What this exercise asks:
**1)** Transcribe the portion of the coil arrangement description starting with "Particularly in the" and going on through "of epoxy resin.".
**2)** According to the coil arrangement description, what material are the C-cores preferably made from?
**3)** Continue the coil arrangement description from the point where it stops.

The invention also provides a method for manufacturing such a coil arrangement in which a winding is mounted on each base, the ends of the windings are electrically connected at the core legs and the cores are arranged side by side such that the legs of the two cores are located opposite each other with a spacing between them.
The spacing between the cores is preferably created using a spacer that is inserted between the two cores before the legs of the cores are secured on a carrier. Once the legs have been secured, the spacer can be removed. The legs of the cores are preferably soldered onto a circuit board.
Particularly in the case of large coil arrangements and small spacings between the cores, it is advantageous if the legs of two cores located opposite each other are additionally secured, for example, by adding a drop of epoxy resin.
SHORT DESCRIPTION OF DRAWINGS
The invention is explained in more detail below on the basis of preferred embodiments with reference to the drawings. The figures show:
FIG. 1 a perspective view of a C-core for the manufacture of a coil arrangement according to the invention;
FIG. 2 a view from above of a C-core on which a winding has been mounted;
FIG. 3 a bottom view of two wound C-cores located opposite each other for the construction of a coil arrangement according to the invention;
FIG. 4 a similar view from below as in FIG. 3, spacers being inserted between the C-cores;
FIG. 5 a perspective view of a connecting body for the coil arrangement according to the invention;
FIG. 6 a similar view as in FIG. 3, spacers and I-cores being inserted between the C-cores; and
FIG. 7 a perspective exploded view of two C-cores located opposite each other that are separated by a spacer and held together by a clamping bracket for the construction of a coil arrangement according to the invention.
DETAILED DESCRIPTION
The coil arrangement according to the invention is based on the use of two identical C-shaped cores, or C-cores, each forming one half of the coil. The C-cores are preferably made from a ferrite material. FIG. 1 shows a perspective view of a C-core 10 which has an elongated base 12 and two comparatively short legs 14, 16 protruding from the ends of the base and perpendicular to the base. The C-core of the coil arrangement according to the invention is preferably designed with relatively short legs 14, 16 that project from the base 12 by slightly more than a winding diameter. The C-core 10 thus degenerates towards an I-core. The illustrated C-core 10 structure means that only minimum space is required for the construction of the coil arrangement according to the invention.
The base 12 is preferably coated with an insulating material, e.g. with an insulating plastic tape or a coat of epoxy. This makes it possible to mount a winding directly onto the core 10 without the need for additional insulation or coil carriers. In the illustrated embodiment, the core 10 has a rectangular cross-section. The edges of the core 10 are preferably smoothed or rounded to avoid any injury or damage to the material.

Supplied material:
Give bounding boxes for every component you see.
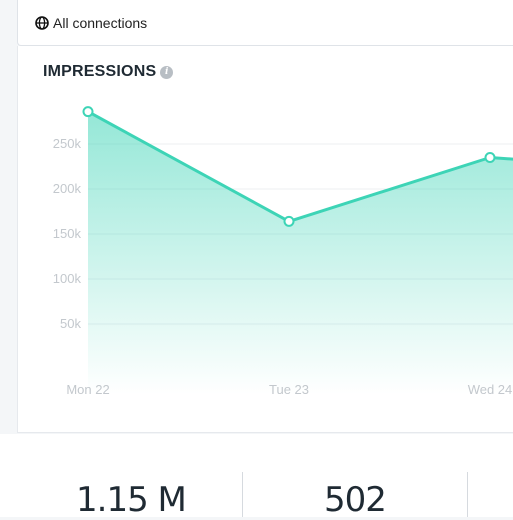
data-point — [82, 106, 94, 118]
connections-filter[interactable]: All connections — [17, 0, 513, 46]
x-tick-label: Wed 24 — [468, 382, 513, 397]
stat-value-2: 502 — [324, 480, 387, 520]
data-point — [484, 152, 496, 163]
impressions-title-text: IMPRESSIONS — [43, 63, 157, 80]
impressions-title: IMPRESSIONS i — [43, 63, 174, 81]
area-fill — [88, 111, 513, 394]
y-tick-label: 50k — [60, 316, 81, 331]
data-point — [283, 215, 295, 227]
y-tick-label: 250k — [53, 136, 82, 151]
stats-row: 1.15 M 502 — [0, 434, 513, 520]
stat-divider — [467, 472, 468, 517]
y-tick-label: 150k — [53, 226, 82, 241]
y-tick-label: 100k — [53, 271, 82, 286]
x-tick-label: Mon 22 — [66, 382, 109, 397]
impressions-chart: 250k 200k 150k 100k 50k Mon 22 Tue 23 Wed 24 — [53, 106, 513, 397]
impressions-card: 250k 200k 150k 100k 50k Mon 22 Tue 23 Wed 24 IM… — [17, 46, 513, 433]
x-tick-label: Tue 23 — [269, 382, 309, 397]
series-line — [87, 110, 513, 223]
globe-icon — [35, 15, 49, 30]
stat-value-1: 1.15 M — [76, 480, 187, 520]
stat-divider — [242, 472, 243, 517]
y-tick-label: 200k — [53, 181, 82, 196]
connections-label: All connections — [53, 14, 148, 31]
info-icon[interactable]: i — [160, 65, 174, 79]
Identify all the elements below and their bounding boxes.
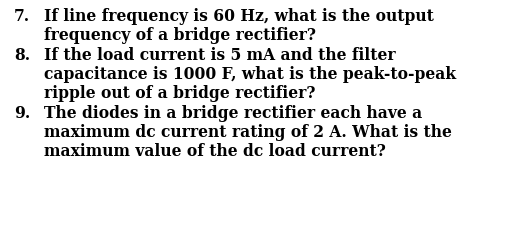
Text: 9.: 9.: [14, 106, 31, 122]
Text: maximum value of the dc load current?: maximum value of the dc load current?: [44, 143, 386, 160]
Text: 8.: 8.: [14, 48, 30, 65]
Text: If the load current is 5 mA and the filter: If the load current is 5 mA and the filt…: [44, 48, 396, 65]
Text: The diodes in a bridge rectifier each have a: The diodes in a bridge rectifier each ha…: [44, 106, 422, 122]
Text: If line frequency is 60 Hz, what is the output: If line frequency is 60 Hz, what is the …: [44, 8, 434, 25]
Text: maximum dc current rating of 2 A. What is the: maximum dc current rating of 2 A. What i…: [44, 124, 452, 141]
Text: ripple out of a bridge rectifier?: ripple out of a bridge rectifier?: [44, 84, 316, 102]
Text: 7.: 7.: [14, 8, 30, 25]
Text: capacitance is 1000 F, what is the peak-to-peak: capacitance is 1000 F, what is the peak-…: [44, 66, 456, 83]
Text: frequency of a bridge rectifier?: frequency of a bridge rectifier?: [44, 26, 316, 43]
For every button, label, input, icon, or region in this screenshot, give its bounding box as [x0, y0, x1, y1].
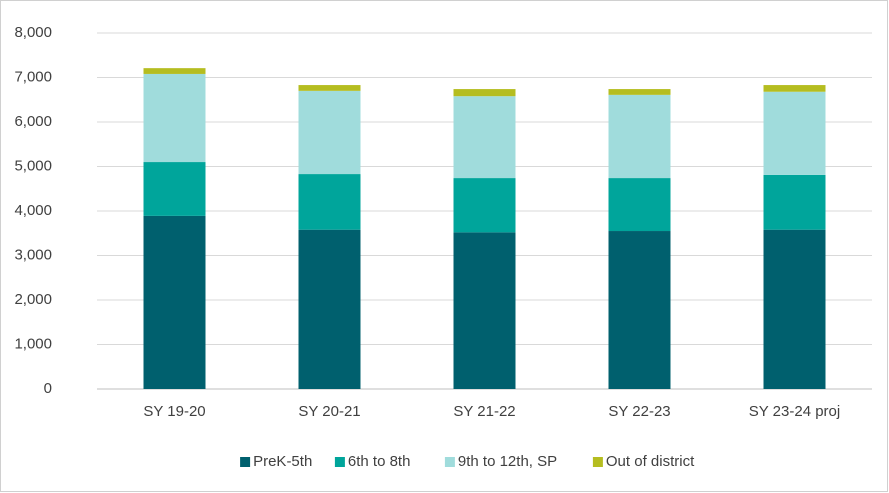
y-tick-label: 7,000 [14, 68, 52, 85]
bar-segment [608, 89, 671, 95]
bar-segment [298, 85, 361, 91]
bar-segment [298, 229, 361, 389]
x-tick-label: SY 20-21 [298, 403, 360, 420]
legend-swatch [240, 457, 251, 467]
bar-segment [608, 231, 671, 389]
y-tick-label: 1,000 [14, 335, 52, 352]
legend-label: 9th to 12th, SP [458, 453, 557, 470]
legend-swatch [334, 457, 345, 467]
legend-label: Out of district [606, 453, 695, 470]
y-tick-label: 0 [44, 380, 52, 397]
bar-segment [143, 68, 206, 74]
legend-swatch [592, 457, 603, 467]
legend-swatch [444, 457, 455, 467]
y-tick-label: 5,000 [14, 157, 52, 174]
bar-segment [453, 178, 516, 233]
bar-segment [453, 232, 516, 389]
bar-segment [608, 178, 671, 232]
x-tick-label: SY 21-22 [453, 403, 515, 420]
bar-segment [143, 73, 206, 163]
bar-segment [763, 85, 826, 92]
y-tick-label: 8,000 [14, 24, 52, 41]
y-tick-label: 6,000 [14, 113, 52, 130]
x-tick-label: SY 22-23 [608, 403, 670, 420]
bar-segment [453, 96, 516, 179]
y-tick-label: 4,000 [14, 202, 52, 219]
bar-segment [763, 174, 826, 230]
bar-segment [298, 90, 361, 175]
x-tick-label: SY 19-20 [143, 403, 205, 420]
legend-label: PreK-5th [253, 453, 312, 470]
y-tick-label: 2,000 [14, 291, 52, 308]
legend-label: 6th to 8th [348, 453, 411, 470]
x-tick-label: SY 23-24 proj [749, 403, 840, 420]
y-tick-label: 3,000 [14, 246, 52, 263]
bar-segment [453, 89, 516, 97]
bar-segment [763, 91, 826, 175]
bar-segment [298, 174, 361, 230]
bar-segment [143, 162, 206, 216]
bar-segment [143, 215, 206, 389]
bar-segment [608, 94, 671, 179]
bar-segment [763, 229, 826, 389]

Solved problems:
**1)**
Particularly in the case of large coil arrangements and small spacings between the cores, it is advantageous if the legs of two cores located opposite each other are additionally secured, for example, by adding a drop of epoxy resin.

**2)** A ferrite material.

**3)**
Alongside the C-core 10, insulating spacers 18 as well as electrically conductive contact foils 20 are shown in FIG. 1. The contact foils 20 could be cut from copper foil, for example. The electrically conductive contact foils act as contact surfaces and are attached (e.g. bonded) to the legs 14, 16 of the C-core 10, as illustrated in FIG. 2. The electrically conductive contact foils 20 are preferably seated on insulators 18 that are slightly thicker than the diameter of a winding. In the illustrated embodiment, the contact foils 20 cover at least two adjoining surfaces of the legs 14 or 16 extending perpendicular to each other. They are used to connect the ends of the windings, as illustrated in FIG. 2, as well as to secure the coil arrangement onto a carrier, as explained with reference to FIG. 7. Together with the spacers 18, the contact foils 20 can be bonded to the C-cores 10. Should a C-core carry more than one winding, e.g. in the case of a bifilar winding or a trifilar winding, the foils 20 may also be segmented allowing the winding ends to be connected separately, as can be seen in FIG. 5.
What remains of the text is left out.